WRITTEN REQUEST — Check each line for the string "доходы". Give only the count of lines that have it.

MATERIAL PROVIDED —
---
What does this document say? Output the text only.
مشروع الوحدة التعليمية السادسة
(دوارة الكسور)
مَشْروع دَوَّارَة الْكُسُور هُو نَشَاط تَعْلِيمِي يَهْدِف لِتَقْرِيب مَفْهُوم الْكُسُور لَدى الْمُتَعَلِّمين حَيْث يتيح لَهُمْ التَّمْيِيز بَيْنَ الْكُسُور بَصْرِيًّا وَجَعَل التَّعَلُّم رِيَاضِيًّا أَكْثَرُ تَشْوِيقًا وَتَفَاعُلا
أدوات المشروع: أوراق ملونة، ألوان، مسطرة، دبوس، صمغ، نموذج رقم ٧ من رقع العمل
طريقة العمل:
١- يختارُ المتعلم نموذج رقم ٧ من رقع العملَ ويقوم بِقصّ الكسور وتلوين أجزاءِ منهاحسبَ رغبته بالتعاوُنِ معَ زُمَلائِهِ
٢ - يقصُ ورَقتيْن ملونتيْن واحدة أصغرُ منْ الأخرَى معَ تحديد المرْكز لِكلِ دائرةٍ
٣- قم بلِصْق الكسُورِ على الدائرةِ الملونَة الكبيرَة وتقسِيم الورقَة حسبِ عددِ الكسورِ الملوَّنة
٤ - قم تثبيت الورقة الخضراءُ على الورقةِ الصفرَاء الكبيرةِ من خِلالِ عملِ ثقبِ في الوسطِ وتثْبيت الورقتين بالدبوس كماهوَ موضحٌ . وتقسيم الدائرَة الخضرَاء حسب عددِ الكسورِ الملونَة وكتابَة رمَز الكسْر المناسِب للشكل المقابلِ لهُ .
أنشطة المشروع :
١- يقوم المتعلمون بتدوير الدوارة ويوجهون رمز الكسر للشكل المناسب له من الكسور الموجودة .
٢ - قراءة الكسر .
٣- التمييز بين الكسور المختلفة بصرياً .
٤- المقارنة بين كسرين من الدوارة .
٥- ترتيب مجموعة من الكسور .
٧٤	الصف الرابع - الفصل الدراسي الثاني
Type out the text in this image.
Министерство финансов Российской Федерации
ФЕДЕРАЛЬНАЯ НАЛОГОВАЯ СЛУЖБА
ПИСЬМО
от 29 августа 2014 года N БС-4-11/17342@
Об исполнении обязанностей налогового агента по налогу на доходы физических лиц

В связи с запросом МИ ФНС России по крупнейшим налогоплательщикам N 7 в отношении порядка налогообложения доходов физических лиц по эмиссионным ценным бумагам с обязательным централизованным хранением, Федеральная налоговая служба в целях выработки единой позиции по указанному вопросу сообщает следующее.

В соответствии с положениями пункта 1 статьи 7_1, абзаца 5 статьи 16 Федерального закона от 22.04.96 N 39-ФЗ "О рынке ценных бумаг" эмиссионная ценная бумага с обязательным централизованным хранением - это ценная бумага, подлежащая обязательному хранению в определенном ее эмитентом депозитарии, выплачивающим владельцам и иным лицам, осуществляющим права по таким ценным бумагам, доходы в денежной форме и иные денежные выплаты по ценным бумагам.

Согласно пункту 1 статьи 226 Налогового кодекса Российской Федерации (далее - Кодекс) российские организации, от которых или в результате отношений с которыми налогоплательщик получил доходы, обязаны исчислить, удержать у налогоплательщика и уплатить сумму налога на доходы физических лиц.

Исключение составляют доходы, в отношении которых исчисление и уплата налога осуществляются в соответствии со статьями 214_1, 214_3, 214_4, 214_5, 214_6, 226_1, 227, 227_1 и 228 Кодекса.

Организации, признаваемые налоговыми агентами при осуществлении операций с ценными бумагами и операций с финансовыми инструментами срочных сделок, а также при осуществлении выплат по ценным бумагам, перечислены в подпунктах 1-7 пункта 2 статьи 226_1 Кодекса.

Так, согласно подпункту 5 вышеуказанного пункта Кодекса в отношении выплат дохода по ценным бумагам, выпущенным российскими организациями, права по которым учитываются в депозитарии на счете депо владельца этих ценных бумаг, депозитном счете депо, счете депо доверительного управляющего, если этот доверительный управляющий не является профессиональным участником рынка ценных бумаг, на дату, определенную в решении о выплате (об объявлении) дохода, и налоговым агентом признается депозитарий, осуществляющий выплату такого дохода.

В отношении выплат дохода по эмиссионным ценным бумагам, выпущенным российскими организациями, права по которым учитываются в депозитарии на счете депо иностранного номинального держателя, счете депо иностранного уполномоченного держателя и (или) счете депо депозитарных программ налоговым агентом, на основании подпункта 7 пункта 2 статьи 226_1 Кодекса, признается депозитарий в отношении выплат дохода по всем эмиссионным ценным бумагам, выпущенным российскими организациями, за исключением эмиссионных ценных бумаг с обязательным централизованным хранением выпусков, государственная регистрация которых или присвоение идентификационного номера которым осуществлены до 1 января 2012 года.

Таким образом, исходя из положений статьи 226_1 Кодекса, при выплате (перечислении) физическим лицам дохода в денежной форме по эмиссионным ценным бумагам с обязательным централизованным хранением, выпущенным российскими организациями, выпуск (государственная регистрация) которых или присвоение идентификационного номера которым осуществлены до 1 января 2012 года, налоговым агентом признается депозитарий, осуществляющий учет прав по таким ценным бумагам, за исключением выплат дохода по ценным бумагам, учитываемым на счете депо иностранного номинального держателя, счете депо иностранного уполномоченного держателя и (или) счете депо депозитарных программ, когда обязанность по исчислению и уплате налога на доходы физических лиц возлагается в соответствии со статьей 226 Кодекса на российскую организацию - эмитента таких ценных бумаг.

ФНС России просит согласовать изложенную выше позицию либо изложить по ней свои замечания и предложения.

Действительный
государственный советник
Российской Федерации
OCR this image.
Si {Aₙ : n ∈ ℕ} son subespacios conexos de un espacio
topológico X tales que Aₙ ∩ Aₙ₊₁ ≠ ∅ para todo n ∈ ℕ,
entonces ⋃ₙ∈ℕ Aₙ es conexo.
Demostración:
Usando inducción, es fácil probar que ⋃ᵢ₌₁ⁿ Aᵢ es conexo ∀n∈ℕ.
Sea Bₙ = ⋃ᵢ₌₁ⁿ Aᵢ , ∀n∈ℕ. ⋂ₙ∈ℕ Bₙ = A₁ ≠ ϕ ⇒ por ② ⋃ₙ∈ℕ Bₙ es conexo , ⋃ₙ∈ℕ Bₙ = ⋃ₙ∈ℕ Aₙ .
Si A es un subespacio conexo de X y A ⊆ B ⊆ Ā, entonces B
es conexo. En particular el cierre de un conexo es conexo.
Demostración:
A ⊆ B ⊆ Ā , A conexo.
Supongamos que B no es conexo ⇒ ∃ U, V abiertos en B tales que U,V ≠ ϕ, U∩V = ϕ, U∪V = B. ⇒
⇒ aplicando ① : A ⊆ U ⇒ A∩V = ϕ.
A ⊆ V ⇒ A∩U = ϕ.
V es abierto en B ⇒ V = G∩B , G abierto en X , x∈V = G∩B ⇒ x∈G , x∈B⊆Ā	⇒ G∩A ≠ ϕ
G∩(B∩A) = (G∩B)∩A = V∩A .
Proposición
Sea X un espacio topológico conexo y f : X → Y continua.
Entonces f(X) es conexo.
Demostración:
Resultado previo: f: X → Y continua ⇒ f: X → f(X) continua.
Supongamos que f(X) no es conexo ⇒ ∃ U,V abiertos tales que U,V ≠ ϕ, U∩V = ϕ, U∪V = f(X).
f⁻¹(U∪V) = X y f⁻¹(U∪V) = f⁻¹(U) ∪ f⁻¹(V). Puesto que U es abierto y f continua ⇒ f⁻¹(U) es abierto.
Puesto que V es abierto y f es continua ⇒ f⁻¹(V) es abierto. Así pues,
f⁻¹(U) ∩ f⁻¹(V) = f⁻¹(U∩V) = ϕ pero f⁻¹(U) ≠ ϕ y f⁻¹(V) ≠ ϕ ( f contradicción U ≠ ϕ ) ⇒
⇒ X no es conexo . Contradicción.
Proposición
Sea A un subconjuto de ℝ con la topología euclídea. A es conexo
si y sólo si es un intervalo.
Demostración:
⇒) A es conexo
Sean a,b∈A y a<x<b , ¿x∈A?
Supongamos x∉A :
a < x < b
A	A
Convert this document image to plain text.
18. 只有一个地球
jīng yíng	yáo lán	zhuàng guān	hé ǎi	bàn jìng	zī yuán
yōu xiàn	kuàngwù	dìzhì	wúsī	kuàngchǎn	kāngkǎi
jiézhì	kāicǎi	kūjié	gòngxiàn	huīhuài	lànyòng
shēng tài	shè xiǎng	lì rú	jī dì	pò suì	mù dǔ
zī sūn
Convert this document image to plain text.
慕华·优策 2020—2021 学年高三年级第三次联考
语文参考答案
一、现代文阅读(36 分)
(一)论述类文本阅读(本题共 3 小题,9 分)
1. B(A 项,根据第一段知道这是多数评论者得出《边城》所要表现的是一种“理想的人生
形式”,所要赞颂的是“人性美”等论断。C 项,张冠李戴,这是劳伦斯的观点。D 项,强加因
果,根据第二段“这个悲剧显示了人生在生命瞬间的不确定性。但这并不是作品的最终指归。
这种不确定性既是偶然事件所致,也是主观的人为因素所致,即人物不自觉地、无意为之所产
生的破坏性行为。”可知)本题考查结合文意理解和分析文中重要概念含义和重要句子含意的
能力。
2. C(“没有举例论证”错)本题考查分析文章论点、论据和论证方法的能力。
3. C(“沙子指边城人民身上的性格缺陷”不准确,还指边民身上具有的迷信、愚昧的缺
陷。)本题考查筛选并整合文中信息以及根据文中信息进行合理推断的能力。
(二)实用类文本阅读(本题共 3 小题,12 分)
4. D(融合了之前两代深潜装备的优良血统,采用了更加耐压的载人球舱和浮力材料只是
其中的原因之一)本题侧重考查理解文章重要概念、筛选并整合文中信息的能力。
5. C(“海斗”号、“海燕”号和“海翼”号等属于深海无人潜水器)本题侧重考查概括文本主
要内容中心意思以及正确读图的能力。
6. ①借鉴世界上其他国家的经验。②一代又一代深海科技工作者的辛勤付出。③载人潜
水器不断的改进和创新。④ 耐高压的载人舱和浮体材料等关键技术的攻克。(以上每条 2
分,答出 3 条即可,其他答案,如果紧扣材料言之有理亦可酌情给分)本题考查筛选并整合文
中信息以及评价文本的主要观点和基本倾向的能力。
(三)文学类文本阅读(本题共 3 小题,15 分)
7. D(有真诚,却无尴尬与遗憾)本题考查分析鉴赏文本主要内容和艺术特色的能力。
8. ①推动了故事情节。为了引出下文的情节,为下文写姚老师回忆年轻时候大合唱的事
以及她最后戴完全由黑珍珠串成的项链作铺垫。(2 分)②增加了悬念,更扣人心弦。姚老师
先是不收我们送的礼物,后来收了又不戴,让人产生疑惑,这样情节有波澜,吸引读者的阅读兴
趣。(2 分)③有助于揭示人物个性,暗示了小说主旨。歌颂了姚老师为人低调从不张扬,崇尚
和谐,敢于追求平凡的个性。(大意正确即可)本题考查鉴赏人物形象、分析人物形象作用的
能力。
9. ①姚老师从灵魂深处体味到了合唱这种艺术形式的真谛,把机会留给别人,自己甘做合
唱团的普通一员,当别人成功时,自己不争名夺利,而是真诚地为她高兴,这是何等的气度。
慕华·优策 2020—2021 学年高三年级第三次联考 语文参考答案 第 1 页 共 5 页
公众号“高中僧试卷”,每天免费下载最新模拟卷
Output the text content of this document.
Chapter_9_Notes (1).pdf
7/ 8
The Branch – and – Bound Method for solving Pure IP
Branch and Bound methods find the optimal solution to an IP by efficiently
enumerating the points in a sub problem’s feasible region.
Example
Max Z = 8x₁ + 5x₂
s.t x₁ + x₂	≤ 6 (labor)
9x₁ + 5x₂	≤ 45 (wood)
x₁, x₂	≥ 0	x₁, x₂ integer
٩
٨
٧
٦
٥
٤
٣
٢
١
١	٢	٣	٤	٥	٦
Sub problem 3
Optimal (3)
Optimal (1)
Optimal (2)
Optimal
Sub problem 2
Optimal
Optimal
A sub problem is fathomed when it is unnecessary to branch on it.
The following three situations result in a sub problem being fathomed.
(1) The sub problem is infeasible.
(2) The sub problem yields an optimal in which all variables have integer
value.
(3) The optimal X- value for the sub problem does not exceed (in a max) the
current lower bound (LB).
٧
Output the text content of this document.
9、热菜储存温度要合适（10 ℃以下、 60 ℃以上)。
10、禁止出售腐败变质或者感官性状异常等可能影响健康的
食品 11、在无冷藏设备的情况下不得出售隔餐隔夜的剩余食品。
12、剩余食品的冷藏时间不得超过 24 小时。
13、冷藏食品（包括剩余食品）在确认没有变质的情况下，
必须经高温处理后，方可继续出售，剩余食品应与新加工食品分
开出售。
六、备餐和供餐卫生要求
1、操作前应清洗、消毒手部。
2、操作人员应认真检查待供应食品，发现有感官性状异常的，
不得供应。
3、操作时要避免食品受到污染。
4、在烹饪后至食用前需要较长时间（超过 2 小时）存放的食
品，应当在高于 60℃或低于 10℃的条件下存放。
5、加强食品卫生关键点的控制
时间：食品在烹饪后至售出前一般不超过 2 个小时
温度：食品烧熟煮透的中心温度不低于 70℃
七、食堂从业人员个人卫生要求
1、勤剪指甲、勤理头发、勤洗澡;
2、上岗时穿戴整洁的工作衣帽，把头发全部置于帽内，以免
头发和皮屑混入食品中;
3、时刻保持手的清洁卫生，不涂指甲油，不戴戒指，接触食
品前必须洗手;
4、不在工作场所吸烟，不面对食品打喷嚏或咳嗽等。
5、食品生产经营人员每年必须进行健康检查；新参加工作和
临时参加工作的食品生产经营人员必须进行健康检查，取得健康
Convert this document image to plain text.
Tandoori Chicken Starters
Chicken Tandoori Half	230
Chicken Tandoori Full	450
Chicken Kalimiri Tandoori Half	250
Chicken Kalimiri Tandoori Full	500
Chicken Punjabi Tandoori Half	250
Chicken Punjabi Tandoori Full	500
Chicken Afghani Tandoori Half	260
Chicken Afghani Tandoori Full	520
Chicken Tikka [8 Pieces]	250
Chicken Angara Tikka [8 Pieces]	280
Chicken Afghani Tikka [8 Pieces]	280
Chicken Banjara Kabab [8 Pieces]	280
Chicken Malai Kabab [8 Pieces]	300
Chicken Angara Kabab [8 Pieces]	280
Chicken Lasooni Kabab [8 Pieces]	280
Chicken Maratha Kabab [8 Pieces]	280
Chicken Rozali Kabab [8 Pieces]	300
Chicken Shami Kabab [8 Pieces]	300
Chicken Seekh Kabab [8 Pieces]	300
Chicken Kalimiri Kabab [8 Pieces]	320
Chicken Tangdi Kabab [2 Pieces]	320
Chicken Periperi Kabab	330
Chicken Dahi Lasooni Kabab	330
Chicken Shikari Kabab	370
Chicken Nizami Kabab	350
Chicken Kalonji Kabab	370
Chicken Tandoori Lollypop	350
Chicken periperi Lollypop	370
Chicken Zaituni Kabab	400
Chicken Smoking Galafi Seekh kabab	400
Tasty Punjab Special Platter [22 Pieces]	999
---
EXERCISE OUTPUT — 5